- [AIM]
Repeat the listing in full, word for word.

- [RECORDS SHOWN]
##########

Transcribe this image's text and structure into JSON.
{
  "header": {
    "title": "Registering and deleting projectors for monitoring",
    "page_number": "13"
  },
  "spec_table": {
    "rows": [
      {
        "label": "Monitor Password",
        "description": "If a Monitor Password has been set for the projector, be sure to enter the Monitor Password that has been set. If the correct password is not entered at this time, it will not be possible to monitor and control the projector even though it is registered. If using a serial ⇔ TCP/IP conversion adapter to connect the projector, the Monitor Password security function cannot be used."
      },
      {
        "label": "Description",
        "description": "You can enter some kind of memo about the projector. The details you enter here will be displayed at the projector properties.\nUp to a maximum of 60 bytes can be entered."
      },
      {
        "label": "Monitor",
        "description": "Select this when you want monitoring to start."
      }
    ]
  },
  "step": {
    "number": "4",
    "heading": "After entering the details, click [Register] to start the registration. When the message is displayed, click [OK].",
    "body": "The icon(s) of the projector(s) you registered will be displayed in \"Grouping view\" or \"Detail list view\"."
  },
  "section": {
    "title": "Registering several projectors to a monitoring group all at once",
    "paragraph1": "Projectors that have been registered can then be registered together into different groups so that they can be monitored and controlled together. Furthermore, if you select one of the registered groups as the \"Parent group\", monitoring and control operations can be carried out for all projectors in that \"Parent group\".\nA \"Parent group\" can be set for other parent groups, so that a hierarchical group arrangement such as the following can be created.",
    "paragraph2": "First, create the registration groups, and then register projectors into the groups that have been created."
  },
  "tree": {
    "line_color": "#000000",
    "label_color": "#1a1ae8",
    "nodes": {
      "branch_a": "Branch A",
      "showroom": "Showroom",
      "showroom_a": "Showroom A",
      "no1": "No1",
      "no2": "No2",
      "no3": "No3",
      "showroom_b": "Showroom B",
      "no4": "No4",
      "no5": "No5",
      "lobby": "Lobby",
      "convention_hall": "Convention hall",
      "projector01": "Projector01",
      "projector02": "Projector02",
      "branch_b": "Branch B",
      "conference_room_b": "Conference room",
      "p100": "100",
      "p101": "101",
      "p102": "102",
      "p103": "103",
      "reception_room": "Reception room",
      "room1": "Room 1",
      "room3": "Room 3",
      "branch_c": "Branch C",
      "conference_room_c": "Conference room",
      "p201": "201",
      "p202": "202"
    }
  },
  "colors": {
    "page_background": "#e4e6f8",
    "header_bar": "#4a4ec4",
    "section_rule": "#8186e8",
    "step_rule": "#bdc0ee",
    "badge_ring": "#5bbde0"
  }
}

##########

- [SOLUTION TO THIS EXERCISE]
Transcribe this image's text and structure into JSON.
{
  "header": {
    "title": "Registering and deleting projectors for monitoring",
    "page_number": "13"
  },
  "spec_table": {
    "rows": [
      {
        "label": "Monitor Password",
        "description": "If a Monitor Password has been set for the projector, be sure to enter the Monitor Password that has been set. If the correct password is not entered at this time, it will not be possible to monitor and control the projector even though it is registered. If using a serial ⇔ TCP/IP conversion adapter to connect the projector, the Monitor Password security function cannot be used."
      },
      {
        "label": "Description",
        "description": "You can enter some kind of memo about the projector. The details you enter here will be displayed at the projector properties.\nUp to a maximum of 60 bytes can be entered."
      },
      {
        "label": "Monitor",
        "description": "Select this when you want monitoring to start."
      }
    ]
  },
  "step": {
    "number": "4",
    "heading": "After entering the details, click [Register] to start the registration. When the message is displayed, click [OK].",
    "body": "The icon(s) of the projector(s) you registered will be displayed in \"Grouping view\" or \"Detail list view\"."
  },
  "section": {
    "title": "Registering several projectors to a monitoring group all at once",
    "paragraph1": "Projectors that have been registered can then be registered together into different groups so that they can be monitored and controlled together. Furthermore, if you select one of the registered groups as the \"Parent group\", monitoring and control operations can be carried out for all projectors in that \"Parent group\".\nA \"Parent group\" can be set for other parent groups, so that a hierarchical group arrangement such as the following can be created.",
    "paragraph2": "First, create the registration groups, and then register projectors into the groups that have been created."
  },
  "tree": {
    "line_color": "#000000",
    "label_color": "#1a1ae8",
    "nodes": {
      "branch_a": "Branch A",
      "showroom": "Showroom",
      "showroom_a": "Showroom A",
      "no1": "No1",
      "no2": "No2",
      "no3": "No3",
      "showroom_b": "Showroom B",
      "no4": "No4",
      "no5": "No5",
      "lobby": "Lobby",
      "convention_hall": "Convention hall",
      "projector01": "Projector01",
      "projector02": "Projector02",
      "branch_b": "Branch B",
      "conference_room_b": "Conference room",
      "p100": "100",
      "p101": "101",
      "p102": "102",
      "p103": "103",
      "reception_room": "Reception room",
      "room1": "Room 1",
      "room3": "Room 3",
      "branch_c": "Branch C",
      "conference_room_c": "Conference room",
      "p201": "201",
      "p202": "202"
    }
  },
  "colors": {
    "page_background": "#e4e6f8",
    "header_bar": "#4a4ec4",
    "section_rule": "#8186e8",
    "step_rule": "#bdc0ee",
    "badge_ring": "#5bbde0"
  }
}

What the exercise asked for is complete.